/---

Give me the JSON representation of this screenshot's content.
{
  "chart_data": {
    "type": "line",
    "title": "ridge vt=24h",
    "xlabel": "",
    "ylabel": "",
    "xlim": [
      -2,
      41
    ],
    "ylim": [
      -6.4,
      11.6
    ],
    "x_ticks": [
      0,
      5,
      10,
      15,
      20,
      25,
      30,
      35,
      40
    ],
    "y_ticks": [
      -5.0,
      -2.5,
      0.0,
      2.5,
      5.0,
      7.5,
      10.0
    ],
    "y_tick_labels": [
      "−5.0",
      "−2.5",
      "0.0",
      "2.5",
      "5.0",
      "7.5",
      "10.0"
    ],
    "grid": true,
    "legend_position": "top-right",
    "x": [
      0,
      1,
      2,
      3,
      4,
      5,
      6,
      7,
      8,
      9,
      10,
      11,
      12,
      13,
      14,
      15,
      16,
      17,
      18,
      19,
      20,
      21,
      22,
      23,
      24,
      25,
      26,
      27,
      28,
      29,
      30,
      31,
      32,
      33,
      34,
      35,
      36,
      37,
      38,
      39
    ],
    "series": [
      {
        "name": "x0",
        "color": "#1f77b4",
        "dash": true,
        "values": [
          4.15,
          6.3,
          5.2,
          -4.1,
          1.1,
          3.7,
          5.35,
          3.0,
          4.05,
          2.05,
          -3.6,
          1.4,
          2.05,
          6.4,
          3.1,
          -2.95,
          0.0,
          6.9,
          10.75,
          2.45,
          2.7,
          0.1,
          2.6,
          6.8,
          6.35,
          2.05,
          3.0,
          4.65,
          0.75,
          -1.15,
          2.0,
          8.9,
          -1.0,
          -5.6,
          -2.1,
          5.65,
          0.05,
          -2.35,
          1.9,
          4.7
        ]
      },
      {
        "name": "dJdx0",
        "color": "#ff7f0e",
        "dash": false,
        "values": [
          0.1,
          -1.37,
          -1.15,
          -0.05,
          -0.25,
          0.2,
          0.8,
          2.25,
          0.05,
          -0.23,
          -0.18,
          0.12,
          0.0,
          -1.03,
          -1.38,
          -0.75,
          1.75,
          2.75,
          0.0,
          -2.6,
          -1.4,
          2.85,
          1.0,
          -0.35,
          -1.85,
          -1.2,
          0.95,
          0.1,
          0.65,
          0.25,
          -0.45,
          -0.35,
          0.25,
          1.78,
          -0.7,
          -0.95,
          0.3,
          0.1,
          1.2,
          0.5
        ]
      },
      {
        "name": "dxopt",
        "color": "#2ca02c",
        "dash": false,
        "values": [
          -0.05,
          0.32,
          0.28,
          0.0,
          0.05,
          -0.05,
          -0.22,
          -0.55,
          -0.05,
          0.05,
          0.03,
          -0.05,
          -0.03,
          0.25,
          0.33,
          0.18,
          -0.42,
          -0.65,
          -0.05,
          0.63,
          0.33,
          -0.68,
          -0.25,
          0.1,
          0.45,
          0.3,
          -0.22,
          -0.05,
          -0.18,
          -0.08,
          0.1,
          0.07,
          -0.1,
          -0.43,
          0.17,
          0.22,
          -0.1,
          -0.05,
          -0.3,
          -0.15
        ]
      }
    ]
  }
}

\---
/---

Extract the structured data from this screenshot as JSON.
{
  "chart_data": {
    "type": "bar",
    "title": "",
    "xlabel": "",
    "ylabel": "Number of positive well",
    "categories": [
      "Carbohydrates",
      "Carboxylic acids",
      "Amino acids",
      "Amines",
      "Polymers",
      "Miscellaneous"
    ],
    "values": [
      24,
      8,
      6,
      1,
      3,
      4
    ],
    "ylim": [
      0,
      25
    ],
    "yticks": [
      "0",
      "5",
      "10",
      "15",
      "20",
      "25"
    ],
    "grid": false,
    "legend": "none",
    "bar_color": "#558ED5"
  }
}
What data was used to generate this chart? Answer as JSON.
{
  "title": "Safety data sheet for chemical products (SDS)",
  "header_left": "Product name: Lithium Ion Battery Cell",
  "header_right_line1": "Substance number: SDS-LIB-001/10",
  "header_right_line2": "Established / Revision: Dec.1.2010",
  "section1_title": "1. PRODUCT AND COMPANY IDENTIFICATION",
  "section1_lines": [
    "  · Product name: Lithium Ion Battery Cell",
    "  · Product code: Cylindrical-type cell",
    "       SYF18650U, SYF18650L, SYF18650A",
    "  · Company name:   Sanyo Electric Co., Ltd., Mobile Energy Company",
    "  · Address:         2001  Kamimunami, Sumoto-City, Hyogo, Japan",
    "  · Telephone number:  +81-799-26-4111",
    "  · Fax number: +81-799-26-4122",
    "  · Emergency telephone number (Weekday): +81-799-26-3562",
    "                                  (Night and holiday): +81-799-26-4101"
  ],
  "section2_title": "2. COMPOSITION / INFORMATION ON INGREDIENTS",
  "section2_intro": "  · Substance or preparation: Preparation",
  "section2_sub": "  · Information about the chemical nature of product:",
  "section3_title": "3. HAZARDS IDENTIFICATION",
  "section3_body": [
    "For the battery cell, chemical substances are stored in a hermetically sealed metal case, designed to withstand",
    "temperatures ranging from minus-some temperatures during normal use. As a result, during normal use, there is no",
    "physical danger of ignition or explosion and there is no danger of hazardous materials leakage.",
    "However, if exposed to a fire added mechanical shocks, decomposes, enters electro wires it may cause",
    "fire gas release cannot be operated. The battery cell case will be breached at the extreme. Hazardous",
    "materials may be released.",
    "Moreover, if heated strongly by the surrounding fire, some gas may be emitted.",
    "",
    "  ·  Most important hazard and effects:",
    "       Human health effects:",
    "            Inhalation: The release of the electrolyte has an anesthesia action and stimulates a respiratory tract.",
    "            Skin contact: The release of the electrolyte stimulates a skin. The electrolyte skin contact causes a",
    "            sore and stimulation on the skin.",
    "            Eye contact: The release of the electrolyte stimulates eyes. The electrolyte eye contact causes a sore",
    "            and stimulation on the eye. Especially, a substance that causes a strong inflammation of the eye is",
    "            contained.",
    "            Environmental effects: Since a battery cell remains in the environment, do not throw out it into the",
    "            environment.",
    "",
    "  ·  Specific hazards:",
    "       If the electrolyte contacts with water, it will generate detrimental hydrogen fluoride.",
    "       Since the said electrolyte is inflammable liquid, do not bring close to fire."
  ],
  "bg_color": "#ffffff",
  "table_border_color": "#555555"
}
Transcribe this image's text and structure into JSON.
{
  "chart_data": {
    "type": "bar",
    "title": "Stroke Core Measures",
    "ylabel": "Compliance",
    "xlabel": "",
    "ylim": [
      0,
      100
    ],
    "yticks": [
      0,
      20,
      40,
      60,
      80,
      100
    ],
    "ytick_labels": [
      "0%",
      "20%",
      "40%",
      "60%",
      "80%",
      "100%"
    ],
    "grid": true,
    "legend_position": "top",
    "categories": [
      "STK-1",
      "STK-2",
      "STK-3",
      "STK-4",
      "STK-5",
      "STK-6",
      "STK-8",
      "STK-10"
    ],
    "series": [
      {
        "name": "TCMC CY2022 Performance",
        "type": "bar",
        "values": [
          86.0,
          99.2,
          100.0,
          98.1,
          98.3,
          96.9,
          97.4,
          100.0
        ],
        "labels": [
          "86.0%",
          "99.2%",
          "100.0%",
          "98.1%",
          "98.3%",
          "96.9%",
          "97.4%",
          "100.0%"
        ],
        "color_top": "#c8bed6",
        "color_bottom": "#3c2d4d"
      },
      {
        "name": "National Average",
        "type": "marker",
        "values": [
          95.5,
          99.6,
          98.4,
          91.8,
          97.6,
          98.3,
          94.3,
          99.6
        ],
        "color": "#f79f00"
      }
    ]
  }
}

\---
/---

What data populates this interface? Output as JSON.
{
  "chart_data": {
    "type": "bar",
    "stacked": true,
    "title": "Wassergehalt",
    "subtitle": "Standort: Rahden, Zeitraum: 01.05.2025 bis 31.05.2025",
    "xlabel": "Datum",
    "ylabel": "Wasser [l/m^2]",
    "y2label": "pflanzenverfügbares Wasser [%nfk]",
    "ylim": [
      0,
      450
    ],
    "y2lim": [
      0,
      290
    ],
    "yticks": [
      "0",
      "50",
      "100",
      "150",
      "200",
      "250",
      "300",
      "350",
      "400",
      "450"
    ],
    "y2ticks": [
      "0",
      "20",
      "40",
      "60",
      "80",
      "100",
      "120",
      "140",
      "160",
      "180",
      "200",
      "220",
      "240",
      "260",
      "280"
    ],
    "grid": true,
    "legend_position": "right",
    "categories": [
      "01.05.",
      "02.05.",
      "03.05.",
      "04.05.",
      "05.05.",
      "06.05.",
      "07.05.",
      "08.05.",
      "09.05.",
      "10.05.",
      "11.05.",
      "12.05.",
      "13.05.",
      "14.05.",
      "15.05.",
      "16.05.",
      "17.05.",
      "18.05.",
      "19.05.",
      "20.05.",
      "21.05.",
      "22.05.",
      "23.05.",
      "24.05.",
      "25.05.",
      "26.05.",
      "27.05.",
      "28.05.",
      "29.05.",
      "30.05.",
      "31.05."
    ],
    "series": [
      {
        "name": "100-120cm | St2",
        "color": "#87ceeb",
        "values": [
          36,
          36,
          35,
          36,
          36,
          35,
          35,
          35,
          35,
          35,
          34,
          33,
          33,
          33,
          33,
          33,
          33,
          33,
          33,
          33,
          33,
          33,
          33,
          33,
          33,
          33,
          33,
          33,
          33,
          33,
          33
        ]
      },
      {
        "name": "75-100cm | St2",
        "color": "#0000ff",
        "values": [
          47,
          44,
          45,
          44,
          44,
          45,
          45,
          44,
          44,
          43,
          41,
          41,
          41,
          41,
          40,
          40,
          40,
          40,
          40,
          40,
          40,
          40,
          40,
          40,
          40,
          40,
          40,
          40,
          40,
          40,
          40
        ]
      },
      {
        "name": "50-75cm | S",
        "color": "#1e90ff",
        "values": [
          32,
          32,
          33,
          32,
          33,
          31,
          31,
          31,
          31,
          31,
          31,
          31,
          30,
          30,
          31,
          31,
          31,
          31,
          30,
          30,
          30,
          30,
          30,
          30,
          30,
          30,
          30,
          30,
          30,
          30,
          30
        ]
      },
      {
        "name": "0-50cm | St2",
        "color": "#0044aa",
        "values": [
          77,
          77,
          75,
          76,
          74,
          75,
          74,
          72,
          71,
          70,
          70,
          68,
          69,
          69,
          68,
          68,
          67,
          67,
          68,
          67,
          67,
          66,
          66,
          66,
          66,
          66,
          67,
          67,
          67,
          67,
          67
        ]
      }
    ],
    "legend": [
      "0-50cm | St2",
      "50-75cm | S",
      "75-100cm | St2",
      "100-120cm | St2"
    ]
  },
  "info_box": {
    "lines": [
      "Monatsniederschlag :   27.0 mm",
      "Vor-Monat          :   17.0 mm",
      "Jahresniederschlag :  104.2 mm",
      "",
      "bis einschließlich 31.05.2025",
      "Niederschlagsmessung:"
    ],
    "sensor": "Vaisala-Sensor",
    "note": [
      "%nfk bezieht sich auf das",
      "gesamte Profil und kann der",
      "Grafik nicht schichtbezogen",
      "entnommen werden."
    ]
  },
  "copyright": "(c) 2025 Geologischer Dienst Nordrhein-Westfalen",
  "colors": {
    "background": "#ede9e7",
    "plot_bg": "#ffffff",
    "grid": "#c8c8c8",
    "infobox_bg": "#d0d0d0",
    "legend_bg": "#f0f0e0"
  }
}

\---

* [Aim of the exercise] Scan the records above for the string "JSON", then report every line that contains it.

* [Task solution]
Give me the JSON representation of this screenshot's content.
Extract the structured data from this screenshot as JSON.
What data was used to generate this chart? Answer as JSON.
Transcribe this image's text and structure into JSON.
What data populates this interface? Output as JSON.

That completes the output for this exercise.